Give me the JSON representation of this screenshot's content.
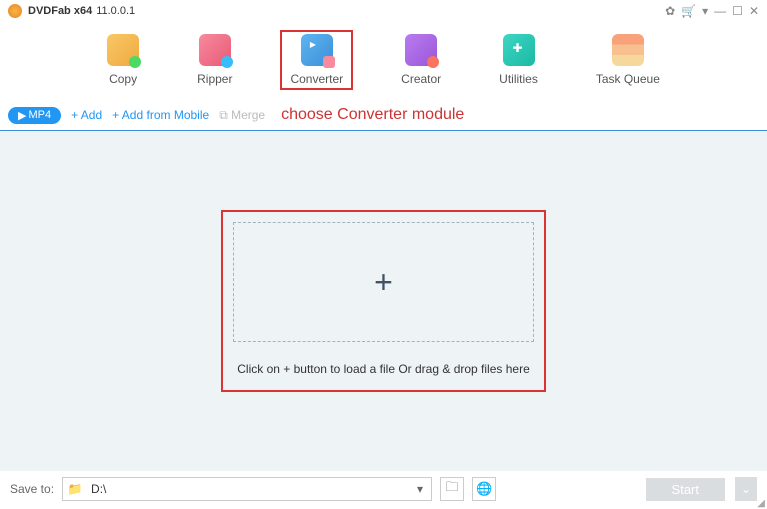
{
  "titlebar": {
    "app_name": "DVDFab x64",
    "version": "11.0.0.1"
  },
  "nav": {
    "copy": "Copy",
    "ripper": "Ripper",
    "converter": "Converter",
    "creator": "Creator",
    "utilities": "Utilities",
    "task_queue": "Task Queue"
  },
  "toolbar": {
    "format_badge": "MP4",
    "add": "+  Add",
    "add_mobile": "+  Add from Mobile",
    "merge": "Merge"
  },
  "annotation": "choose Converter module",
  "dropzone": {
    "plus": "+",
    "text": "Click on + button to load a file Or drag & drop files here"
  },
  "footer": {
    "save_to": "Save to:",
    "path": "D:\\",
    "start": "Start"
  }
}
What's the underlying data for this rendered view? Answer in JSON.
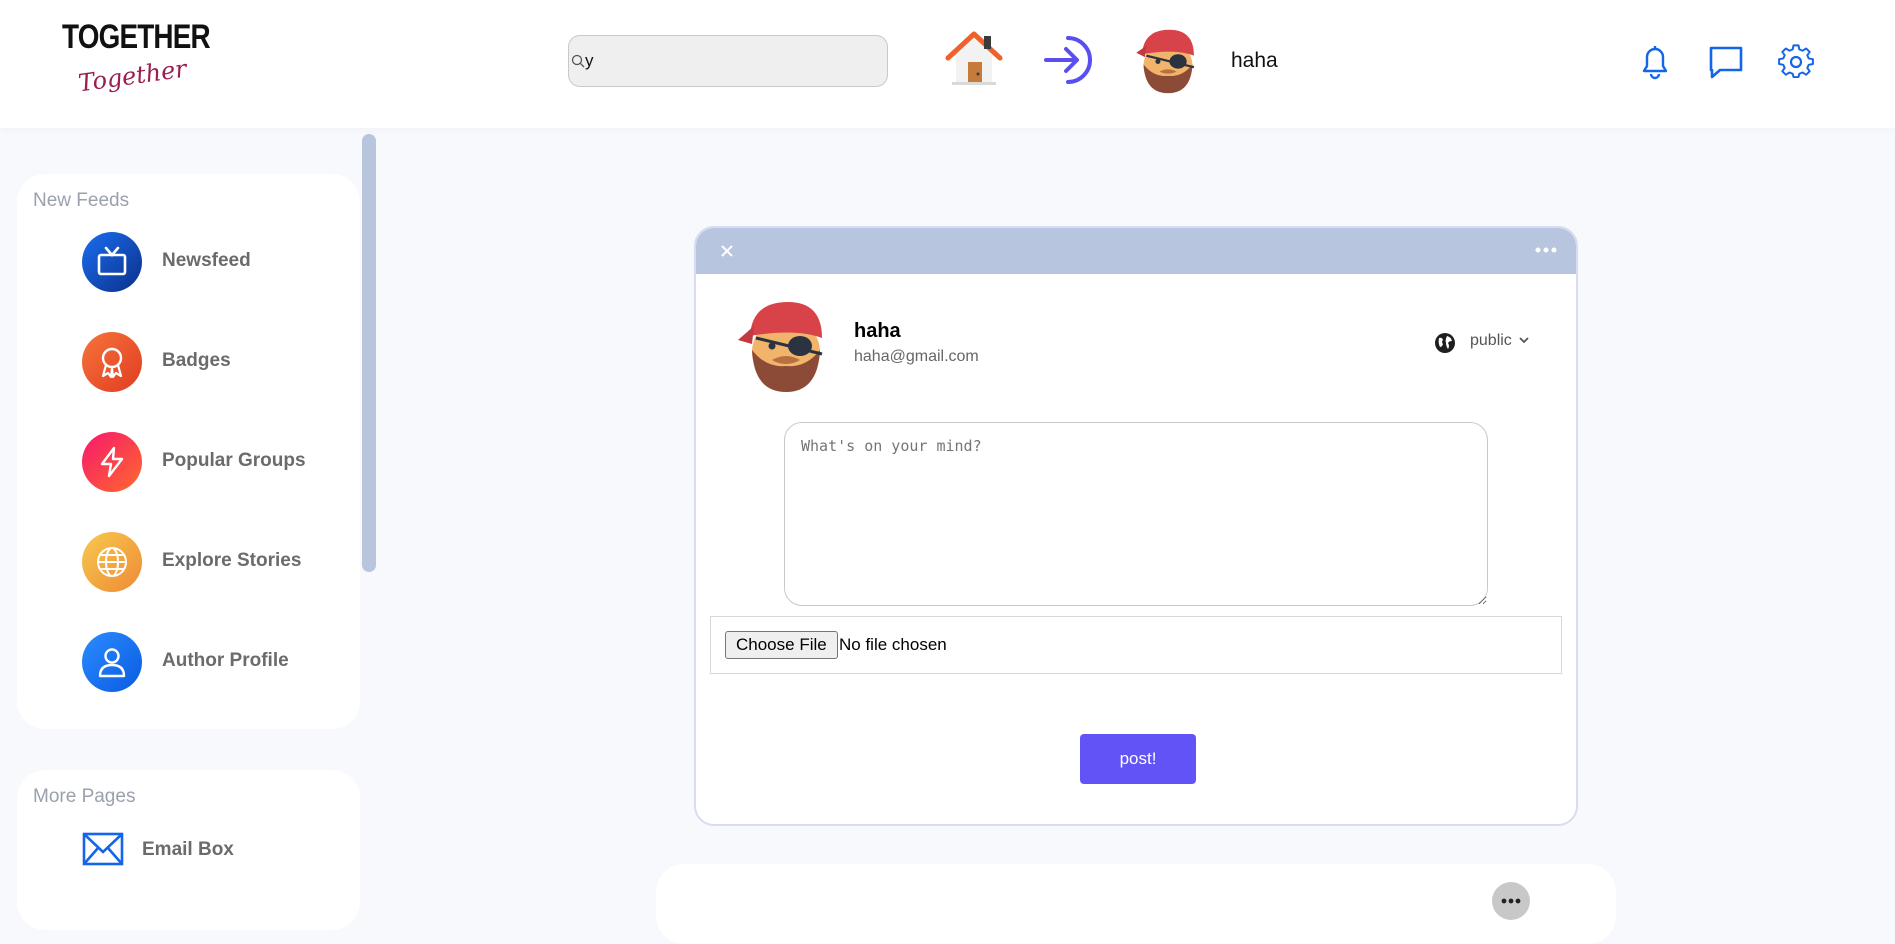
{
  "header": {
    "logo_main": "TOGETHER",
    "logo_script": "Together",
    "search_value": "y",
    "username": "haha"
  },
  "sidebar": {
    "section1_title": "New Feeds",
    "items": [
      {
        "label": "Newsfeed",
        "icon": "tv-icon",
        "color": "#0b3fa8"
      },
      {
        "label": "Badges",
        "icon": "badge-icon",
        "color": "#ea4f2a"
      },
      {
        "label": "Popular Groups",
        "icon": "lightning-icon",
        "color": "#f3286a"
      },
      {
        "label": "Explore Stories",
        "icon": "globe-icon",
        "color": "#f2ad3d"
      },
      {
        "label": "Author Profile",
        "icon": "user-icon",
        "color": "#1e74f0"
      }
    ],
    "section2_title": "More Pages",
    "more_items": [
      {
        "label": "Email Box",
        "icon": "mail-icon"
      }
    ]
  },
  "modal": {
    "name": "haha",
    "email": "haha@gmail.com",
    "privacy": "public",
    "textarea_placeholder": "What's on your mind?",
    "file_button": "Choose File",
    "file_status": "No file chosen",
    "post_button": "post!"
  },
  "colors": {
    "accent": "#6253f7",
    "modal_bar": "#b7c5df",
    "icon_blue": "#1565e8"
  }
}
========
Aim of the task: Look through the data and show every line containing "label".

Answer to this problem:
        "label": "Newsfeed",
        "label": "Badges",
        "label": "Popular Groups",
        "label": "Explore Stories",
        "label": "Author Profile",
        "label": "Email Box",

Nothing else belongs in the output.